### Dataset content

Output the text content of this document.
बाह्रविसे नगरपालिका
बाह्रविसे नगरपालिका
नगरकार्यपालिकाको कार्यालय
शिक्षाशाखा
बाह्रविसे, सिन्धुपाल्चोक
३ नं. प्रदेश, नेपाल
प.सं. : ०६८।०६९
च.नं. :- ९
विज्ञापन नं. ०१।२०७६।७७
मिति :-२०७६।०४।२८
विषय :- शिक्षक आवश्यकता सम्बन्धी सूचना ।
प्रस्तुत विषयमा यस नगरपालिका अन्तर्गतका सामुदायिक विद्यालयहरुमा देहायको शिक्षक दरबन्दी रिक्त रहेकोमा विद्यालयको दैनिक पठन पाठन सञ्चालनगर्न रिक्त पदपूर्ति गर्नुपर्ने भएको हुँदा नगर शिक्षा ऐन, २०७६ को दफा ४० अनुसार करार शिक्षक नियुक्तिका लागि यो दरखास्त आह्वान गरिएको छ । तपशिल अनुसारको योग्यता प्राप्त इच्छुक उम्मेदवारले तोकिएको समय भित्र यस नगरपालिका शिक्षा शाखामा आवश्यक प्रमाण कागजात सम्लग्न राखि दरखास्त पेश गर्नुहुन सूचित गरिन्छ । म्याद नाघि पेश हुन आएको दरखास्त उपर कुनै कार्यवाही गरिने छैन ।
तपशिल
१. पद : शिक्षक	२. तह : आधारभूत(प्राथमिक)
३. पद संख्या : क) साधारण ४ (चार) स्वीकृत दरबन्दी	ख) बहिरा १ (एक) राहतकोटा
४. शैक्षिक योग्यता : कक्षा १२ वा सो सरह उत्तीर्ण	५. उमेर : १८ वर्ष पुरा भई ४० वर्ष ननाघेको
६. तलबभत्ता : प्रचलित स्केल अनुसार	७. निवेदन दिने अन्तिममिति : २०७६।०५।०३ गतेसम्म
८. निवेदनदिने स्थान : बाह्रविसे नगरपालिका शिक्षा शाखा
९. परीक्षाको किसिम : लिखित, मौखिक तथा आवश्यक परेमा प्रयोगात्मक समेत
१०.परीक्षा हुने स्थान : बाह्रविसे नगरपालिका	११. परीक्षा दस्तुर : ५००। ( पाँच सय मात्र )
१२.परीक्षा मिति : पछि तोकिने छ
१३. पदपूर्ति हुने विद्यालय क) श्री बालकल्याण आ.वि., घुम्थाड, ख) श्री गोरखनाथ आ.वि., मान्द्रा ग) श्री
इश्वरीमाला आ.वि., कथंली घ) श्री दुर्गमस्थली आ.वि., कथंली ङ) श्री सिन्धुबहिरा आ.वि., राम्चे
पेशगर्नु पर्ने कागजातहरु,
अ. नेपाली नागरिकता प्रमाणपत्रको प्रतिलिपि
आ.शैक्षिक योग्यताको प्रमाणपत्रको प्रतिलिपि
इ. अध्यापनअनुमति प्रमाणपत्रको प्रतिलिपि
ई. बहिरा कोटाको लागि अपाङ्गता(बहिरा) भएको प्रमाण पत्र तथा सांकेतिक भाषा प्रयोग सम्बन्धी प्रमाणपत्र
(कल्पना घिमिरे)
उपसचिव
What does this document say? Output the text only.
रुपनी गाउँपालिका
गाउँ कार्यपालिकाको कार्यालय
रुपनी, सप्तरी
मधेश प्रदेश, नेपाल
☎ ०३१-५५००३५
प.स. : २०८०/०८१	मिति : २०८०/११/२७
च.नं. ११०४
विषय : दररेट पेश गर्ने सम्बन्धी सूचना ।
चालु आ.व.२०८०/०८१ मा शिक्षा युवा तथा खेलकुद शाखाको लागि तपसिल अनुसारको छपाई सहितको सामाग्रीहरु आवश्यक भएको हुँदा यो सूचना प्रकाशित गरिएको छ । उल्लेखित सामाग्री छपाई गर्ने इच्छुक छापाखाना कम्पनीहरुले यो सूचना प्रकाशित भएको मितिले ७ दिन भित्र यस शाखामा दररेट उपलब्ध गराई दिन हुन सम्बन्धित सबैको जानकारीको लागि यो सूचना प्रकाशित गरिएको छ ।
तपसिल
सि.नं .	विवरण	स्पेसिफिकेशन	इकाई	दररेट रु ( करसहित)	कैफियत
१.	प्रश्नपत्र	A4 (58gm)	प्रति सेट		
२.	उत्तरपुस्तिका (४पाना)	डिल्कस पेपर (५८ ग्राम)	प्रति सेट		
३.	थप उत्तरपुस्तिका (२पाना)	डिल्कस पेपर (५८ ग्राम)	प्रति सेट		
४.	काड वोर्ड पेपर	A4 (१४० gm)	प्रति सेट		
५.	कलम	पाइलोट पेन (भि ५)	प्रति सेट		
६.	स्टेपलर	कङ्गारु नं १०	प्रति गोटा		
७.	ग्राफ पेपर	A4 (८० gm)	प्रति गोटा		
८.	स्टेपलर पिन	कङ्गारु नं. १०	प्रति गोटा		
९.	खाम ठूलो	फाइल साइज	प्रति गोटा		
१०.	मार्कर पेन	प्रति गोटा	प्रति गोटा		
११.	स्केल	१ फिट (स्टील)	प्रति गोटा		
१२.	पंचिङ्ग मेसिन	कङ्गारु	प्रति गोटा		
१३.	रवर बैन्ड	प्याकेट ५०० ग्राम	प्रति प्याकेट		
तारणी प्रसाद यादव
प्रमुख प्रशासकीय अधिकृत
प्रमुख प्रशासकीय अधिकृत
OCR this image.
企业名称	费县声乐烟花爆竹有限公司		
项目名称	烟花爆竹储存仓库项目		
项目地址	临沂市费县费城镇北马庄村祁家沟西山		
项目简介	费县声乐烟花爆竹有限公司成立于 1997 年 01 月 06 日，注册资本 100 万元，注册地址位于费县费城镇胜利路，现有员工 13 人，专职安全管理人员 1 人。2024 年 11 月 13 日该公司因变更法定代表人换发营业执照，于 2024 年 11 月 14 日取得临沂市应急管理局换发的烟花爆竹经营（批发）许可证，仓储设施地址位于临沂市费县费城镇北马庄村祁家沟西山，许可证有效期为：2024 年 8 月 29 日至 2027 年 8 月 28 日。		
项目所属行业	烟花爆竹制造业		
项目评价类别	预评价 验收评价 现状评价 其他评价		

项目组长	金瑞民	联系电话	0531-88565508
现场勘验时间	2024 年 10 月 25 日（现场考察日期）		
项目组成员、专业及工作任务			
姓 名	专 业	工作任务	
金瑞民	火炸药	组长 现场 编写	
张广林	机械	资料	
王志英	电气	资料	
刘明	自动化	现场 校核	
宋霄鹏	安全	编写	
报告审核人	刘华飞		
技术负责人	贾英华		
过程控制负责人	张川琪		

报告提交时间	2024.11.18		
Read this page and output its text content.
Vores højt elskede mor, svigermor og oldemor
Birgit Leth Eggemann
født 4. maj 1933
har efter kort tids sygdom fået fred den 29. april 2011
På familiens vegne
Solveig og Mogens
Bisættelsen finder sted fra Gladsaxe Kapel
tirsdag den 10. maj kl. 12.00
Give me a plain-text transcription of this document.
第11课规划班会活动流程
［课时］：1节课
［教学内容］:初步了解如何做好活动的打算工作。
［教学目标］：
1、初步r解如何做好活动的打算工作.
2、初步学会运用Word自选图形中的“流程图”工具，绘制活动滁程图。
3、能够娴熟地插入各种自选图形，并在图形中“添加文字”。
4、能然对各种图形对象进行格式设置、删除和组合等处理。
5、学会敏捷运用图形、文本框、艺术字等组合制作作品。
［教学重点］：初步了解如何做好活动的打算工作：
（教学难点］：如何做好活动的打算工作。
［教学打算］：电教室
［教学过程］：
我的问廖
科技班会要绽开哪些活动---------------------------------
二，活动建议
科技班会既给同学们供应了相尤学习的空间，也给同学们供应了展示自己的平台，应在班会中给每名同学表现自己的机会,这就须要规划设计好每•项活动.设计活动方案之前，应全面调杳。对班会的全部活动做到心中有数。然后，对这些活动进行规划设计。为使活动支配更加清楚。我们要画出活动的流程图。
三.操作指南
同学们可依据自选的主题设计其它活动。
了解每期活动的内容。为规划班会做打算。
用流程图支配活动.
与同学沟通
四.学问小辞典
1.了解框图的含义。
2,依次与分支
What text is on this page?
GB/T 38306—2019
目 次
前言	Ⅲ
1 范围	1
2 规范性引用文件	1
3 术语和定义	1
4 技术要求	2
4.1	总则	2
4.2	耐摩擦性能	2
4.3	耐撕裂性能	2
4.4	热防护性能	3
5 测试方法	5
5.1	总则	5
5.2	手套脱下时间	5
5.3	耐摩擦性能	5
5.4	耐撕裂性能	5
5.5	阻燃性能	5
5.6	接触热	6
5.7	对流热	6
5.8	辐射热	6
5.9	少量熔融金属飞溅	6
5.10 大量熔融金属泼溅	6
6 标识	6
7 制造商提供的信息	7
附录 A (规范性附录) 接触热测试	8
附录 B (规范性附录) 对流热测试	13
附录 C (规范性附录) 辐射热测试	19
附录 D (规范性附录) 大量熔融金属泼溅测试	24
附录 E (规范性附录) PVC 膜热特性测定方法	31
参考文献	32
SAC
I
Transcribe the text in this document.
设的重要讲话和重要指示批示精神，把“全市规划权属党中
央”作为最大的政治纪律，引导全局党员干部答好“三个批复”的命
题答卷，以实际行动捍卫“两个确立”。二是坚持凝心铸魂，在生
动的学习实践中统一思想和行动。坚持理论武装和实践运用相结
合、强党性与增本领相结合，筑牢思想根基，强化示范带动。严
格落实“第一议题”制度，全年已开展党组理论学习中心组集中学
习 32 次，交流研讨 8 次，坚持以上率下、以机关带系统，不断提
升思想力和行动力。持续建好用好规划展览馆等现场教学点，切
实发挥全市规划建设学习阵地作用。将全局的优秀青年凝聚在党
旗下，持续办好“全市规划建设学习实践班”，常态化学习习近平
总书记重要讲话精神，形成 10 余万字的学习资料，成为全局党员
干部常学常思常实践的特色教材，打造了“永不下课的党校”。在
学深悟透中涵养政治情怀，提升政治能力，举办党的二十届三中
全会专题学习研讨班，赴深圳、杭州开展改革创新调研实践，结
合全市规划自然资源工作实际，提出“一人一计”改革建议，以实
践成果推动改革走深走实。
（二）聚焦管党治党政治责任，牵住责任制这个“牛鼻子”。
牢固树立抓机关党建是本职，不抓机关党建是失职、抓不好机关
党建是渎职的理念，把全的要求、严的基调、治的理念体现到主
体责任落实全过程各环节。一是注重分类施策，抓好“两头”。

### Given exercise
Every line in the data that holds "text" should be copied out.

### Complete response
Output the text content of this document.
What does this document say? Output the text only.
Read this page and output its text content.
Give me a plain-text transcription of this document.
What text is on this page?
Transcribe the text in this document.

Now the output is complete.